(WHAT YOU ARE ASKED TO DO) Please list every line in the items below that contains the string "separator", copying each line in full. Matching is case-sensitive.

(EXCERPTED RECORDS)
+ + + +
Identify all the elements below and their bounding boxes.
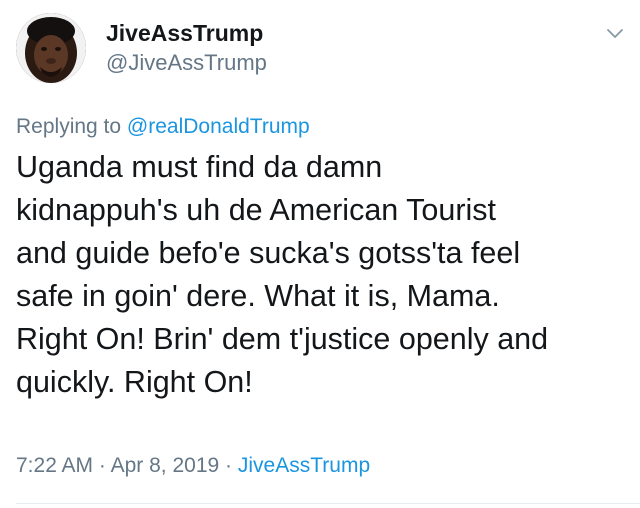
display-name[interactable]: JiveAssTrump [106, 19, 267, 47]
chevron-down-icon[interactable] [604, 22, 626, 44]
reply-mention-link[interactable]: @realDonaldTrump [127, 115, 310, 138]
replying-to: Replying to @realDonaldTrump [16, 114, 310, 140]
divider [16, 503, 640, 504]
tweet-line: Uganda must find da damn [16, 150, 383, 184]
tweet-line: kidnappuh's uh de American Tourist [16, 193, 497, 227]
meta-separator: · [225, 454, 233, 477]
meta-separator: · [98, 454, 106, 477]
replying-prefix: Replying to [16, 115, 122, 138]
tweet-line: safe in goin' dere. What it is, Mama. [16, 279, 500, 313]
tweet-date[interactable]: Apr 8, 2019 [111, 454, 220, 477]
tweet-meta: 7:22 AM · Apr 8, 2019 · JiveAssTrump [16, 452, 370, 480]
avatar-photo-icon [16, 13, 86, 83]
author-names: JiveAssTrump @JiveAssTrump [106, 19, 267, 77]
avatar[interactable] [16, 13, 86, 83]
handle[interactable]: @JiveAssTrump [106, 49, 267, 77]
tweet-time[interactable]: 7:22 AM [16, 454, 93, 477]
tweet-header: JiveAssTrump @JiveAssTrump [16, 12, 267, 84]
tweet-line: and guide befo'e sucka's gotss'ta feel [16, 236, 521, 270]
tweet-text: Uganda must find da damn kidnappuh's uh … [16, 146, 632, 404]
tweet-line: quickly. Right On! [16, 365, 253, 399]
tweet-line: Right On! Brin' dem t'justice openly and [16, 322, 549, 356]
tweet-card: JiveAssTrump @JiveAssTrump Replying to @… [0, 0, 640, 508]
tweet-source-link[interactable]: JiveAssTrump [238, 454, 370, 477]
+ + + +
(WRITTEN SOLUTION)
meta-separator: · [225, 454, 233, 477]
meta-separator: · [98, 454, 106, 477]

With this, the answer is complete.